## Written exercise
Below is a set of records; restate each one word for word.

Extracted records
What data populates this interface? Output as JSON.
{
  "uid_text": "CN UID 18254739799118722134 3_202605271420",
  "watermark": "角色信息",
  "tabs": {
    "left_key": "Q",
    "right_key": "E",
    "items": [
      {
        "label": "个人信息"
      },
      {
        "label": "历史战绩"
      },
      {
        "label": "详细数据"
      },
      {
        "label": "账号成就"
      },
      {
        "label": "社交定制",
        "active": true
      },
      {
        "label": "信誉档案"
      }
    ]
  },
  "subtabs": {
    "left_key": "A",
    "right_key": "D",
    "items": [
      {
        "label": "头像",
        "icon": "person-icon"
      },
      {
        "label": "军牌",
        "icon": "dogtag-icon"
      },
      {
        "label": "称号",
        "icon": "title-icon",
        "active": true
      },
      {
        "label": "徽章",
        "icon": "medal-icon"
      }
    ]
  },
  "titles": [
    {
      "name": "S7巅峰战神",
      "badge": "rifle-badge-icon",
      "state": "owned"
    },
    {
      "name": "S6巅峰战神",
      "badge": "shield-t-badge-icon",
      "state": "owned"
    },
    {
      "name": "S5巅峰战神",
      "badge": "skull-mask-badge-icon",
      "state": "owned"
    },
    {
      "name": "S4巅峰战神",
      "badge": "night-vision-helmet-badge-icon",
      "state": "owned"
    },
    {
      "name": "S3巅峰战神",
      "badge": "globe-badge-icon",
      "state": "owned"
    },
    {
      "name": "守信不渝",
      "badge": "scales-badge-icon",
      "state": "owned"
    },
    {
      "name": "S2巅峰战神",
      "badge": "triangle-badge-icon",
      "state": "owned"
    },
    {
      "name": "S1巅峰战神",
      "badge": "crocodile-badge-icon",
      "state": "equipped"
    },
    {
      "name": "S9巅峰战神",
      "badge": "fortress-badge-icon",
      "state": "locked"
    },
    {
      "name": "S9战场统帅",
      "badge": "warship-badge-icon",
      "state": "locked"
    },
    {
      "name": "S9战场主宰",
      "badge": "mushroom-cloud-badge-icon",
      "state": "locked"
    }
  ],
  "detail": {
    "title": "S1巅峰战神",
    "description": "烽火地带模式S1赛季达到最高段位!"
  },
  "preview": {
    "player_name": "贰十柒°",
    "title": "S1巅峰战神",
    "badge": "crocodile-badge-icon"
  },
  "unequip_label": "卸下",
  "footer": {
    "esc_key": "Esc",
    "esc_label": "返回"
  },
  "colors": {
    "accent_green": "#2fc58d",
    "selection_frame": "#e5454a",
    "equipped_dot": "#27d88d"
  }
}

## The solution
What data populates this interface? Output as JSON.
{
  "uid_text": "CN UID 18254739799118722134 3_202605271420",
  "watermark": "角色信息",
  "tabs": {
    "left_key": "Q",
    "right_key": "E",
    "items": [
      {
        "label": "个人信息"
      },
      {
        "label": "历史战绩"
      },
      {
        "label": "详细数据"
      },
      {
        "label": "账号成就"
      },
      {
        "label": "社交定制",
        "active": true
      },
      {
        "label": "信誉档案"
      }
    ]
  },
  "subtabs": {
    "left_key": "A",
    "right_key": "D",
    "items": [
      {
        "label": "头像",
        "icon": "person-icon"
      },
      {
        "label": "军牌",
        "icon": "dogtag-icon"
      },
      {
        "label": "称号",
        "icon": "title-icon",
        "active": true
      },
      {
        "label": "徽章",
        "icon": "medal-icon"
      }
    ]
  },
  "titles": [
    {
      "name": "S7巅峰战神",
      "badge": "rifle-badge-icon",
      "state": "owned"
    },
    {
      "name": "S6巅峰战神",
      "badge": "shield-t-badge-icon",
      "state": "owned"
    },
    {
      "name": "S5巅峰战神",
      "badge": "skull-mask-badge-icon",
      "state": "owned"
    },
    {
      "name": "S4巅峰战神",
      "badge": "night-vision-helmet-badge-icon",
      "state": "owned"
    },
    {
      "name": "S3巅峰战神",
      "badge": "globe-badge-icon",
      "state": "owned"
    },
    {
      "name": "守信不渝",
      "badge": "scales-badge-icon",
      "state": "owned"
    },
    {
      "name": "S2巅峰战神",
      "badge": "triangle-badge-icon",
      "state": "owned"
    },
    {
      "name": "S1巅峰战神",
      "badge": "crocodile-badge-icon",
      "state": "equipped"
    },
    {
      "name": "S9巅峰战神",
      "badge": "fortress-badge-icon",
      "state": "locked"
    },
    {
      "name": "S9战场统帅",
      "badge": "warship-badge-icon",
      "state": "locked"
    },
    {
      "name": "S9战场主宰",
      "badge": "mushroom-cloud-badge-icon",
      "state": "locked"
    }
  ],
  "detail": {
    "title": "S1巅峰战神",
    "description": "烽火地带模式S1赛季达到最高段位!"
  },
  "preview": {
    "player_name": "贰十柒°",
    "title": "S1巅峰战神",
    "badge": "crocodile-badge-icon"
  },
  "unequip_label": "卸下",
  "footer": {
    "esc_key": "Esc",
    "esc_label": "返回"
  },
  "colors": {
    "accent_green": "#2fc58d",
    "selection_frame": "#e5454a",
    "equipped_dot": "#27d88d"
  }
}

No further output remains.